--- Begin Source data ---

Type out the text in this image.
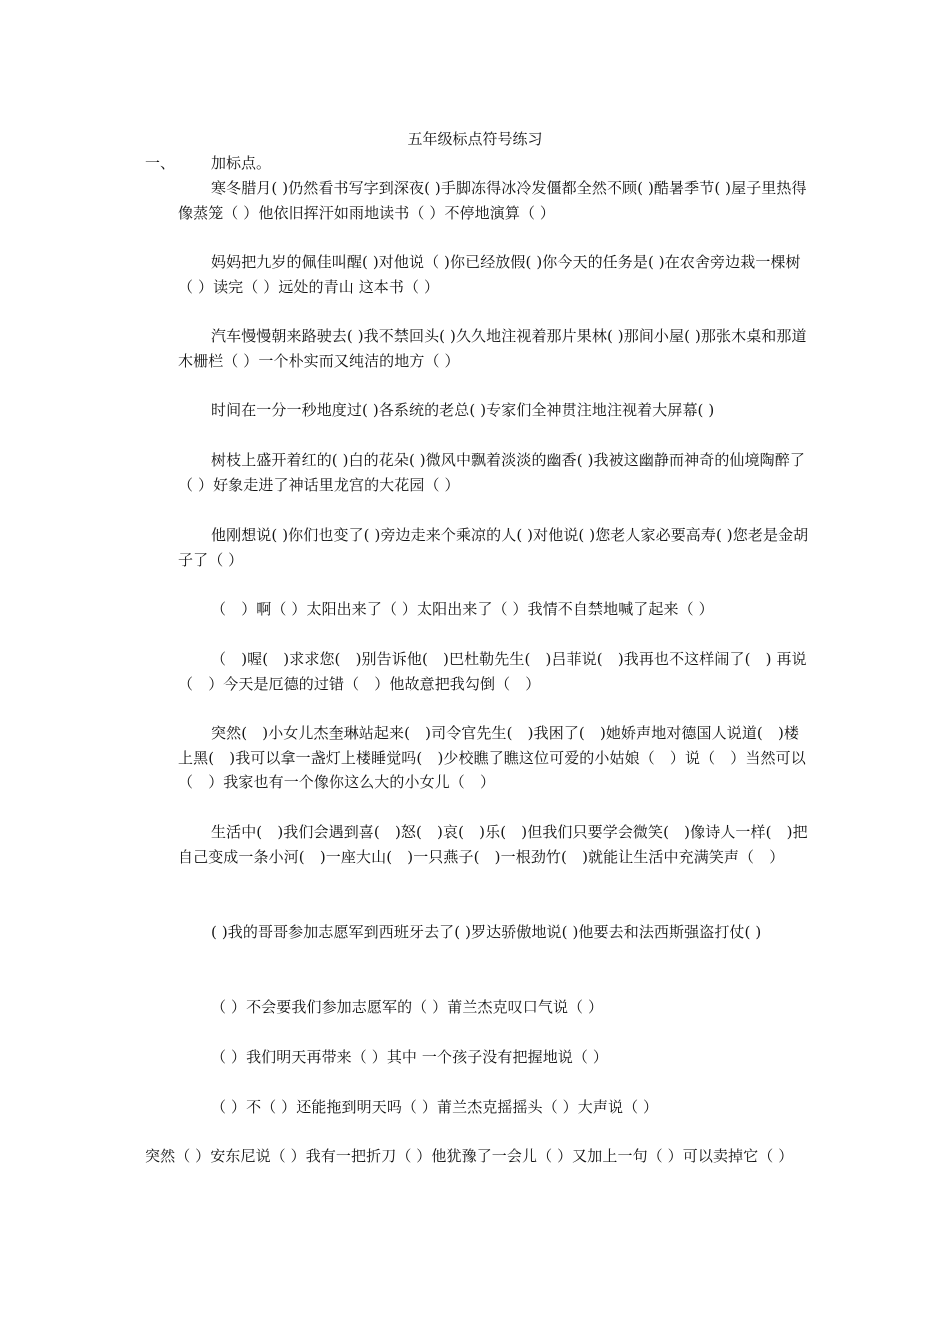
五年级标点符号练习
一、 加标点。
寒冬腊月( )仍然看书写字到深夜( )手脚冻得冰冷发僵都全然不顾( )酷暑季节( )屋子里热得像蒸笼（ ）他依旧挥汗如雨地读书（ ）不停地演算（ ）
妈妈把九岁的佩佳叫醒( )对他说（ )你已经放假( )你今天的任务是( )在农舍旁边栽一棵树（ ）读完（ ）远处的青山 这本书（ ）
汽车慢慢朝来路驶去( )我不禁回头( )久久地注视着那片果林( )那间小屋( )那张木桌和那道木栅栏（ ）一个朴实而又纯洁的地方（ ）
时间在一分一秒地度过( )各系统的老总( )专家们全神贯注地注视着大屏幕( )
树枝上盛开着红的( )白的花朵( )微风中飘着淡淡的幽香( )我被这幽静而神奇的仙境陶醉了（ ）好象走进了神话里龙宫的大花园（ ）
他刚想说( )你们也变了( )旁边走来个乘凉的人( )对他说( )您老人家必要高寿( )您老是金胡子了（ ）
（　）啊（ ）太阳出来了（ ）太阳出来了（ ）我情不自禁地喊了起来（ ）
（　)喔(　)求求您(　)别告诉他(　)巴杜勒先生(　)吕菲说(　)我再也不这样闹了(　) 再说（　）今天是厄德的过错（　）他故意把我勾倒（　）
突然(　)小女儿杰奎琳站起来(　)司令官先生(　)我困了(　)她娇声地对德国人说道(　)楼上黑(　)我可以拿一盏灯上楼睡觉吗(　)少校瞧了瞧这位可爱的小姑娘（　）说（　）当然可以（　）我家也有一个像你这么大的小女儿（　）
生活中(　)我们会遇到喜(　)怒(　)哀(　)乐(　)但我们只要学会微笑(　)像诗人一样(　)把自己变成一条小河(　)一座大山(　)一只燕子(　)一根劲竹(　)就能让生活中充满笑声（　）
( )我的哥哥参加志愿军到西班牙去了( )罗达骄傲地说( )他要去和法西斯强盗打仗( )
（ ）不会要我们参加志愿军的（ ）莆兰杰克叹口气说（ ）
（ ）我们明天再带来（ ）其中 一个孩子没有把握地说（ ）
（ ）不（ ）还能拖到明天吗（ ）莆兰杰克摇摇头（ ）大声说（ ）
突然（ ）安东尼说（ ）我有一把折刀（ ）他犹豫了一会儿（ ）又加上一句（ ）可以卖掉它（ ）
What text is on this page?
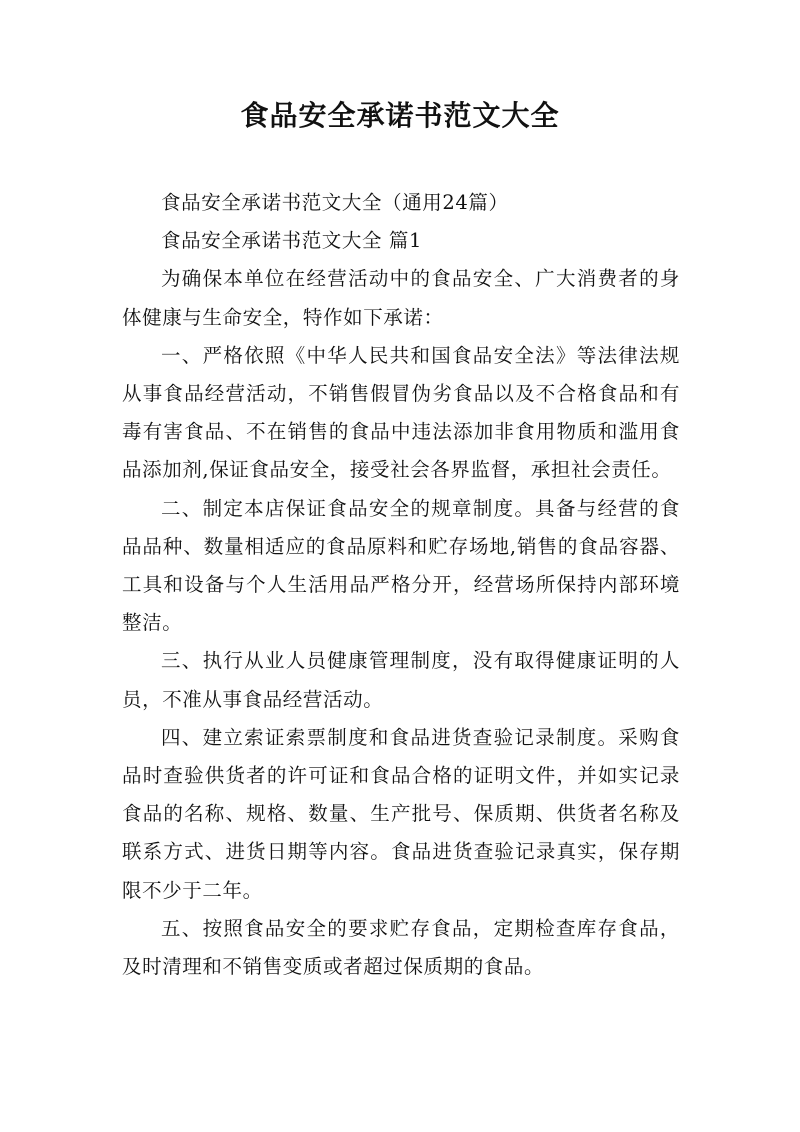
食品安全承诺书范文大全

食品安全承诺书范文大全（通用24篇）

食品安全承诺书范文大全 篇1

为确保本单位在经营活动中的食品安全、广大消费者的身体健康与生命安全，特作如下承诺：

一、严格依照《中华人民共和国食品安全法》等法律法规从事食品经营活动，不销售假冒伪劣食品以及不合格食品和有毒有害食品、不在销售的食品中违法添加非食用物质和滥用食品添加剂,保证食品安全，接受社会各界监督，承担社会责任。

二、制定本店保证食品安全的规章制度。具备与经营的食品品种、数量相适应的食品原料和贮存场地,销售的食品容器、工具和设备与个人生活用品严格分开，经营场所保持内部环境整洁。

三、执行从业人员健康管理制度，没有取得健康证明的人员，不准从事食品经营活动。

四、建立索证索票制度和食品进货查验记录制度。采购食品时查验供货者的许可证和食品合格的证明文件，并如实记录食品的名称、规格、数量、生产批号、保质期、供货者名称及联系方式、进货日期等内容。食品进货查验记录真实，保存期限不少于二年。

五、按照食品安全的要求贮存食品，定期检查库存食品，及时清理和不销售变质或者超过保质期的食品。
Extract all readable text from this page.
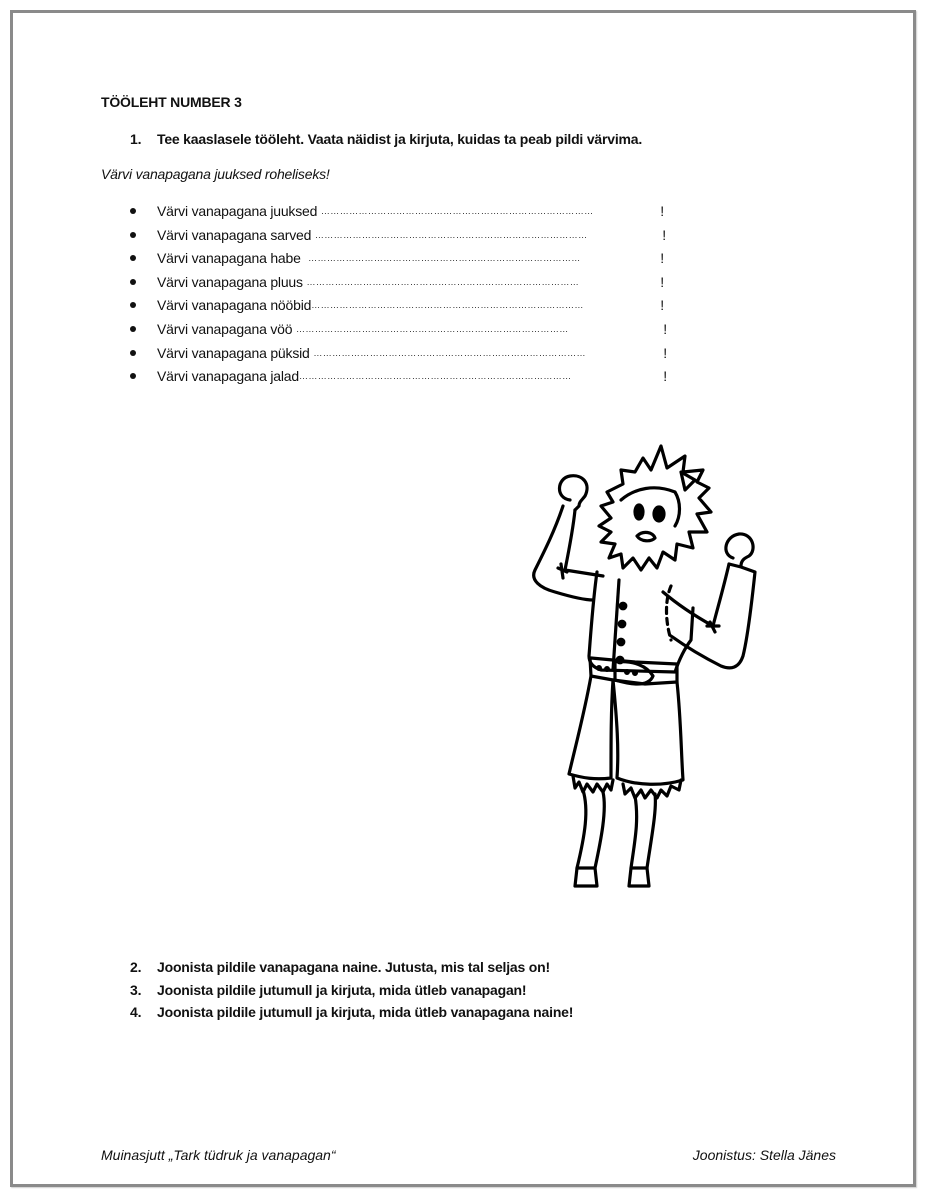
TÖÖLEHT NUMBER 3
1. Tee kaaslasele tööleht. Vaata näidist ja kirjuta, kuidas ta peab pildi värvima.
Värvi vanapagana juuksed roheliseks!
Värvi vanapagana juuksed ……………………………………………………………………………	!
Värvi vanapagana sarved ……………………………………………………………………………	!
Värvi vanapagana habe  ……………………………………………………………………………	!
Värvi vanapagana pluus ……………………………………………………………………………	!
Värvi vanapagana nööbid……………………………………………………………………………	!
Värvi vanapagana vöö ……………………………………………………………………………	!
Värvi vanapagana püksid ……………………………………………………………………………	!
Värvi vanapagana jalad……………………………………………………………………………	!
2. Joonista pildile vanapagana naine. Jutusta, mis tal seljas on!
3. Joonista pildile jutumull ja kirjuta, mida ütleb vanapagan!
4. Joonista pildile jutumull ja kirjuta, mida ütleb vanapagana naine!
Muinasjutt „Tark tüdruk ja vanapagan“	Joonistus: Stella Jänes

--- End Source data ---

Leaving the pictures aside, transcribe the entire listing exactly.

Reply:
Type out the text in this image.
五年级标点符号练习
一、 加标点。
寒冬腊月( )仍然看书写字到深夜( )手脚冻得冰冷发僵都全然不顾( )酷暑季节( )屋子里热得像蒸笼（ ）他依旧挥汗如雨地读书（ ）不停地演算（ ）
妈妈把九岁的佩佳叫醒( )对他说（ )你已经放假( )你今天的任务是( )在农舍旁边栽一棵树（ ）读完（ ）远处的青山 这本书（ ）
汽车慢慢朝来路驶去( )我不禁回头( )久久地注视着那片果林( )那间小屋( )那张木桌和那道木栅栏（ ）一个朴实而又纯洁的地方（ ）
时间在一分一秒地度过( )各系统的老总( )专家们全神贯注地注视着大屏幕( )
树枝上盛开着红的( )白的花朵( )微风中飘着淡淡的幽香( )我被这幽静而神奇的仙境陶醉了（ ）好象走进了神话里龙宫的大花园（ ）
他刚想说( )你们也变了( )旁边走来个乘凉的人( )对他说( )您老人家必要高寿( )您老是金胡子了（ ）
（　）啊（ ）太阳出来了（ ）太阳出来了（ ）我情不自禁地喊了起来（ ）
（　)喔(　)求求您(　)别告诉他(　)巴杜勒先生(　)吕菲说(　)我再也不这样闹了(　) 再说（　）今天是厄德的过错（　）他故意把我勾倒（　）
突然(　)小女儿杰奎琳站起来(　)司令官先生(　)我困了(　)她娇声地对德国人说道(　)楼上黑(　)我可以拿一盏灯上楼睡觉吗(　)少校瞧了瞧这位可爱的小姑娘（　）说（　）当然可以（　）我家也有一个像你这么大的小女儿（　）
生活中(　)我们会遇到喜(　)怒(　)哀(　)乐(　)但我们只要学会微笑(　)像诗人一样(　)把自己变成一条小河(　)一座大山(　)一只燕子(　)一根劲竹(　)就能让生活中充满笑声（　）
( )我的哥哥参加志愿军到西班牙去了( )罗达骄傲地说( )他要去和法西斯强盗打仗( )
（ ）不会要我们参加志愿军的（ ）莆兰杰克叹口气说（ ）
（ ）我们明天再带来（ ）其中 一个孩子没有把握地说（ ）
（ ）不（ ）还能拖到明天吗（ ）莆兰杰克摇摇头（ ）大声说（ ）
突然（ ）安东尼说（ ）我有一把折刀（ ）他犹豫了一会儿（ ）又加上一句（ ）可以卖掉它（ ）
What text is on this page?
食品安全承诺书范文大全

食品安全承诺书范文大全（通用24篇）

食品安全承诺书范文大全 篇1

为确保本单位在经营活动中的食品安全、广大消费者的身体健康与生命安全，特作如下承诺：

一、严格依照《中华人民共和国食品安全法》等法律法规从事食品经营活动，不销售假冒伪劣食品以及不合格食品和有毒有害食品、不在销售的食品中违法添加非食用物质和滥用食品添加剂,保证食品安全，接受社会各界监督，承担社会责任。

二、制定本店保证食品安全的规章制度。具备与经营的食品品种、数量相适应的食品原料和贮存场地,销售的食品容器、工具和设备与个人生活用品严格分开，经营场所保持内部环境整洁。

三、执行从业人员健康管理制度，没有取得健康证明的人员，不准从事食品经营活动。

四、建立索证索票制度和食品进货查验记录制度。采购食品时查验供货者的许可证和食品合格的证明文件，并如实记录食品的名称、规格、数量、生产批号、保质期、供货者名称及联系方式、进货日期等内容。食品进货查验记录真实，保存期限不少于二年。

五、按照食品安全的要求贮存食品，定期检查库存食品，及时清理和不销售变质或者超过保质期的食品。
Extract all readable text from this page.
TÖÖLEHT NUMBER 3
1. Tee kaaslasele tööleht. Vaata näidist ja kirjuta, kuidas ta peab pildi värvima.
Värvi vanapagana juuksed roheliseks!
Värvi vanapagana juuksed ……………………………………………………………………………	!
Värvi vanapagana sarved ……………………………………………………………………………	!
Värvi vanapagana habe  ……………………………………………………………………………	!
Värvi vanapagana pluus ……………………………………………………………………………	!
Värvi vanapagana nööbid……………………………………………………………………………	!
Värvi vanapagana vöö ……………………………………………………………………………	!
Värvi vanapagana püksid ……………………………………………………………………………	!
Värvi vanapagana jalad……………………………………………………………………………	!
2. Joonista pildile vanapagana naine. Jutusta, mis tal seljas on!
3. Joonista pildile jutumull ja kirjuta, mida ütleb vanapagan!
4. Joonista pildile jutumull ja kirjuta, mida ütleb vanapagana naine!
Muinasjutt „Tark tüdruk ja vanapagan“	Joonistus: Stella Jänes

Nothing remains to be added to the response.